* [What this task involves]:
Reproduce the items below word for word, from the first line through the line that contains "jamaicans-point: [420, 280, 439, 299]", including both of those lines.

--- --- ---

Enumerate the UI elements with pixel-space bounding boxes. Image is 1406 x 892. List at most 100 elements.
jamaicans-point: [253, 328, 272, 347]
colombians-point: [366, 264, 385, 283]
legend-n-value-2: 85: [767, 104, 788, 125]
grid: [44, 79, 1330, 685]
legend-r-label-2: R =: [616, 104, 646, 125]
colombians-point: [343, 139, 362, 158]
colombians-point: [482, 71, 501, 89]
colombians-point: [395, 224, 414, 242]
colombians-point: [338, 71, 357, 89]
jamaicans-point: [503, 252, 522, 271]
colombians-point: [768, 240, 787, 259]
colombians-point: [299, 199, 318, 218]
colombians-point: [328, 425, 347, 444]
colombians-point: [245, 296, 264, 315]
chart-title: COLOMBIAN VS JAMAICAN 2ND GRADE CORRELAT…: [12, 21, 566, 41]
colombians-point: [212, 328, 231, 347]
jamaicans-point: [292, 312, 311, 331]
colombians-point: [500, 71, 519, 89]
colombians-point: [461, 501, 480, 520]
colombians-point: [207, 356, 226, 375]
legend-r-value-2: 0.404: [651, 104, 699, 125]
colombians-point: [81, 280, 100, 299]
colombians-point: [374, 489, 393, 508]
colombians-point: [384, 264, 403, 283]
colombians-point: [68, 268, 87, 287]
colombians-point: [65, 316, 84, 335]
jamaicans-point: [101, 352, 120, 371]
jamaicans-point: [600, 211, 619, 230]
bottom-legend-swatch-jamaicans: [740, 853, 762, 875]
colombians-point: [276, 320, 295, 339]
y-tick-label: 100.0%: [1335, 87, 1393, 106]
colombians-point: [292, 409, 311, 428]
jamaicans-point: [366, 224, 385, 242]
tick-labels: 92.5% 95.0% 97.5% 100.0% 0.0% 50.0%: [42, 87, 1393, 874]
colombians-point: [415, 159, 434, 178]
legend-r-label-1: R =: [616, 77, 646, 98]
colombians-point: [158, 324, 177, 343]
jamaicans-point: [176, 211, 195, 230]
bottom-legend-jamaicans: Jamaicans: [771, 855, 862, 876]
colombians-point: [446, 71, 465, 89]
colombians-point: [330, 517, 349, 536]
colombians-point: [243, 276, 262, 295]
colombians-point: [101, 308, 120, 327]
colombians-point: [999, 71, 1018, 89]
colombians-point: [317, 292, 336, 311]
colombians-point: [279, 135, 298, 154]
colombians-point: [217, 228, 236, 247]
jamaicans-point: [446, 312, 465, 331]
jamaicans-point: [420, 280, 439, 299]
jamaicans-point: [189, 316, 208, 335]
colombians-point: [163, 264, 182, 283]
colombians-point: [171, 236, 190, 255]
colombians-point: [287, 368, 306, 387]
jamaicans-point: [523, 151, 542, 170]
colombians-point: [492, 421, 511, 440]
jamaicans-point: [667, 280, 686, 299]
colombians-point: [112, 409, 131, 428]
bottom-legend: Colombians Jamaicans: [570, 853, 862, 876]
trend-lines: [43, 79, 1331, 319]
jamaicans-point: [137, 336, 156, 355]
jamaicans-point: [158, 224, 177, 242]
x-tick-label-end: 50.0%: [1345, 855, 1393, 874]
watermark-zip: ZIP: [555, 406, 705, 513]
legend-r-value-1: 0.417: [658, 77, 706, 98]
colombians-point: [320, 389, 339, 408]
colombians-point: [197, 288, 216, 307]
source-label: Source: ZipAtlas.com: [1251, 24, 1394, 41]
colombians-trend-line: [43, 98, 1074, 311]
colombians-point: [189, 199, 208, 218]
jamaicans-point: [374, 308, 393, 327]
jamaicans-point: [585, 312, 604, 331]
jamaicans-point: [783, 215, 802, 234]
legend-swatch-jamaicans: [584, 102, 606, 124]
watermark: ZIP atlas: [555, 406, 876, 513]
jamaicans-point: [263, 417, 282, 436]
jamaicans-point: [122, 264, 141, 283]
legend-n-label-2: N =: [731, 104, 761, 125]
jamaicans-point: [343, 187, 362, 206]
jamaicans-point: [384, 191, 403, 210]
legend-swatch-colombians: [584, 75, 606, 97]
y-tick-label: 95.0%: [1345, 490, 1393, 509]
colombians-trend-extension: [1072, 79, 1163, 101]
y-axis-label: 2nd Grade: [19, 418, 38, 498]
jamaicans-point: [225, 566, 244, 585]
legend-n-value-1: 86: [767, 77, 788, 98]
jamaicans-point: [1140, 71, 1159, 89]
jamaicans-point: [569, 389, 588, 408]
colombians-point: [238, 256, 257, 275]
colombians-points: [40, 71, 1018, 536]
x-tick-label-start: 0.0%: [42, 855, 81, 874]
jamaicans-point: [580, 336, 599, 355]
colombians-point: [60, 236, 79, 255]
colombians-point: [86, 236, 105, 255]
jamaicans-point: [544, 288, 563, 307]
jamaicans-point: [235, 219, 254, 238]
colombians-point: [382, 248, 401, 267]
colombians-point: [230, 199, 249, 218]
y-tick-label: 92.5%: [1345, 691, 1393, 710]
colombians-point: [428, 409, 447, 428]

--- --- ---

* [Solution to this exercise]:
Enumerate the UI elements with pixel-space bounding boxes. Image is 1406 x 892. List at most 100 elements.
jamaicans-point: [253, 328, 272, 347]
colombians-point: [366, 264, 385, 283]
legend-n-value-2: 85: [767, 104, 788, 125]
grid: [44, 79, 1330, 685]
legend-r-label-2: R =: [616, 104, 646, 125]
colombians-point: [343, 139, 362, 158]
colombians-point: [482, 71, 501, 89]
colombians-point: [395, 224, 414, 242]
colombians-point: [338, 71, 357, 89]
jamaicans-point: [503, 252, 522, 271]
colombians-point: [768, 240, 787, 259]
colombians-point: [299, 199, 318, 218]
colombians-point: [328, 425, 347, 444]
colombians-point: [245, 296, 264, 315]
chart-title: COLOMBIAN VS JAMAICAN 2ND GRADE CORRELAT…: [12, 21, 566, 41]
colombians-point: [212, 328, 231, 347]
jamaicans-point: [292, 312, 311, 331]
colombians-point: [500, 71, 519, 89]
colombians-point: [461, 501, 480, 520]
colombians-point: [207, 356, 226, 375]
legend-r-value-2: 0.404: [651, 104, 699, 125]
colombians-point: [81, 280, 100, 299]
colombians-point: [374, 489, 393, 508]
colombians-point: [384, 264, 403, 283]
colombians-point: [68, 268, 87, 287]
colombians-point: [65, 316, 84, 335]
jamaicans-point: [101, 352, 120, 371]
jamaicans-point: [600, 211, 619, 230]
bottom-legend-swatch-jamaicans: [740, 853, 762, 875]
colombians-point: [276, 320, 295, 339]
y-tick-label: 100.0%: [1335, 87, 1393, 106]
colombians-point: [292, 409, 311, 428]
jamaicans-point: [366, 224, 385, 242]
tick-labels: 92.5% 95.0% 97.5% 100.0% 0.0% 50.0%: [42, 87, 1393, 874]
colombians-point: [415, 159, 434, 178]
legend-r-label-1: R =: [616, 77, 646, 98]
colombians-point: [158, 324, 177, 343]
jamaicans-point: [176, 211, 195, 230]
bottom-legend-jamaicans: Jamaicans: [771, 855, 862, 876]
colombians-point: [446, 71, 465, 89]
colombians-point: [330, 517, 349, 536]
colombians-point: [243, 276, 262, 295]
colombians-point: [101, 308, 120, 327]
colombians-point: [999, 71, 1018, 89]
colombians-point: [317, 292, 336, 311]
colombians-point: [279, 135, 298, 154]
colombians-point: [217, 228, 236, 247]
jamaicans-point: [446, 312, 465, 331]
jamaicans-point: [420, 280, 439, 299]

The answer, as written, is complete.